Below are the records; pull every line that includes "Unit".

# Recorded information
★ ★ ★
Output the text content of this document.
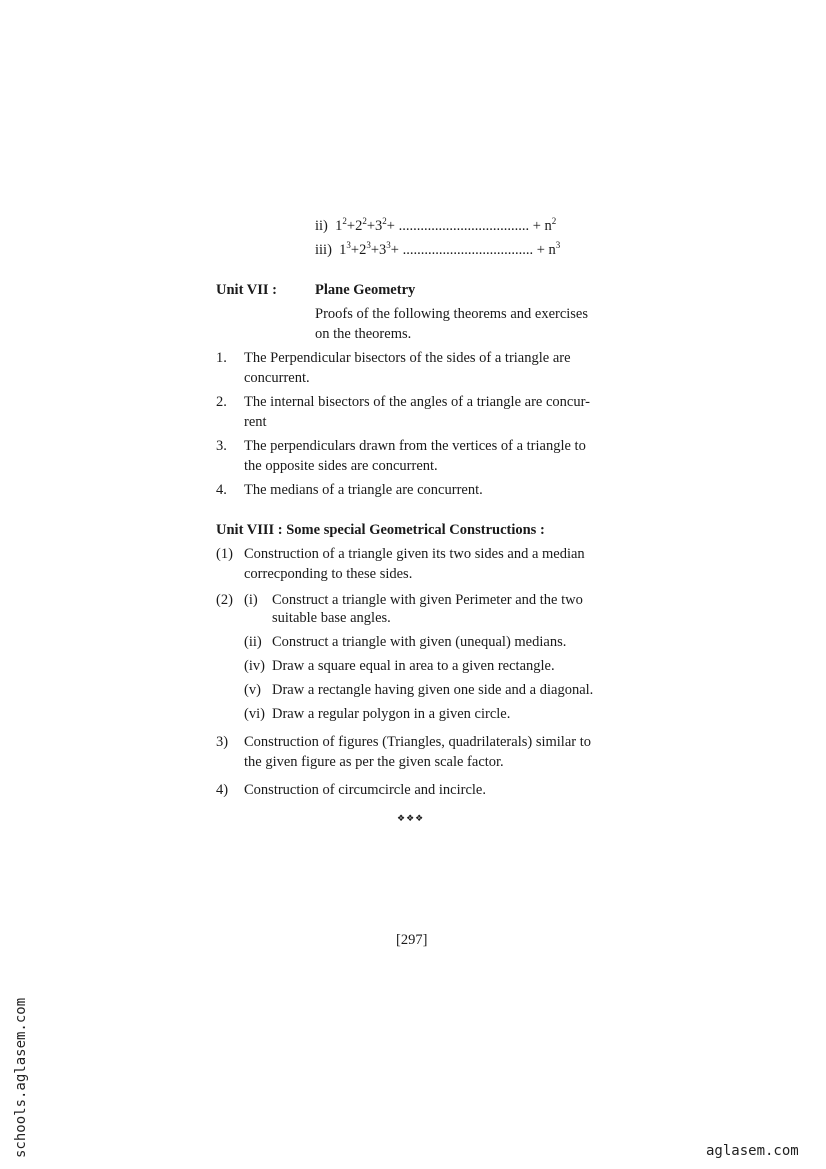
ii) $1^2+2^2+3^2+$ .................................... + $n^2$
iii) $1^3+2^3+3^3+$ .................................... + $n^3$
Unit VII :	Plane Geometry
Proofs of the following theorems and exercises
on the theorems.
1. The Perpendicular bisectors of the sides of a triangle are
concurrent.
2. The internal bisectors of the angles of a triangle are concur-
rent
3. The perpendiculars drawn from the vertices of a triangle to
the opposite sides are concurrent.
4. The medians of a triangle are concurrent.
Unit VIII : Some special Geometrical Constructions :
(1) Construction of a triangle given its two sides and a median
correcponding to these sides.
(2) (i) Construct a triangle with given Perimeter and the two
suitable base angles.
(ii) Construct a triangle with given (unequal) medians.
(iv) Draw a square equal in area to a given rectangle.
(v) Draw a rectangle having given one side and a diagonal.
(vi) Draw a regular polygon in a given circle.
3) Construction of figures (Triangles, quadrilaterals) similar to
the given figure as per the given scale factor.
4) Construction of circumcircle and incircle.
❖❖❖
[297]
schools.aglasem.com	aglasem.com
★ ★ ★
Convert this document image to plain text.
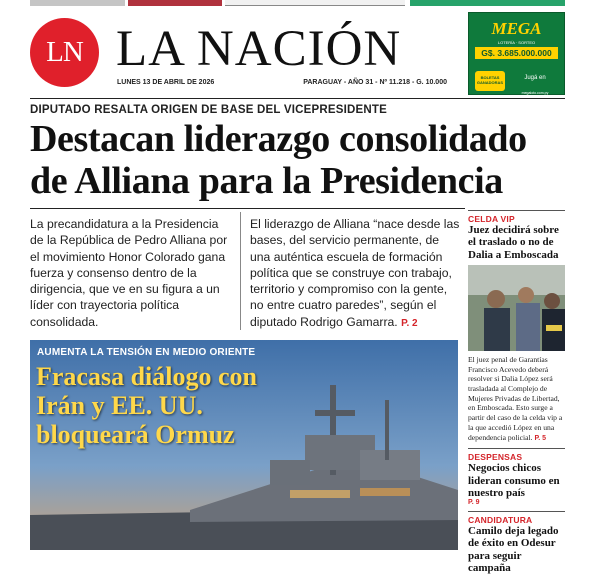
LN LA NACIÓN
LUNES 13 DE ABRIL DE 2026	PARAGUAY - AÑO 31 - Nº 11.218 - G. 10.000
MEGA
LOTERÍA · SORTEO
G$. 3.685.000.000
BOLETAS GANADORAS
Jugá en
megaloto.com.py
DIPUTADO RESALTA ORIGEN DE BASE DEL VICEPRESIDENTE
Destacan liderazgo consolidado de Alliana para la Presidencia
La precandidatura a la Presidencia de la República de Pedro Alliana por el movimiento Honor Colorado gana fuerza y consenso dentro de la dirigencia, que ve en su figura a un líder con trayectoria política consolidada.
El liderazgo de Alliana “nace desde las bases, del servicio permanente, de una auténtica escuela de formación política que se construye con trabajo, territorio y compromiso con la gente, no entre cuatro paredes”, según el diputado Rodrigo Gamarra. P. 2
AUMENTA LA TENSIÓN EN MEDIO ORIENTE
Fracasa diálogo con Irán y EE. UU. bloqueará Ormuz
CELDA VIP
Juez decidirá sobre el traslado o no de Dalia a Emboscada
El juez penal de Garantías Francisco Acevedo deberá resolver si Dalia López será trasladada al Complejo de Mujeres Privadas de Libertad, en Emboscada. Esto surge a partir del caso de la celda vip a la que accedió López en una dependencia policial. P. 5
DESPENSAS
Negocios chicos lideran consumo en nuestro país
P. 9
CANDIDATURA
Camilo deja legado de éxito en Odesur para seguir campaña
★ ★ ★
# Task solution
Unit VII :	Plane Geometry
Unit VIII : Some special Geometrical Constructions :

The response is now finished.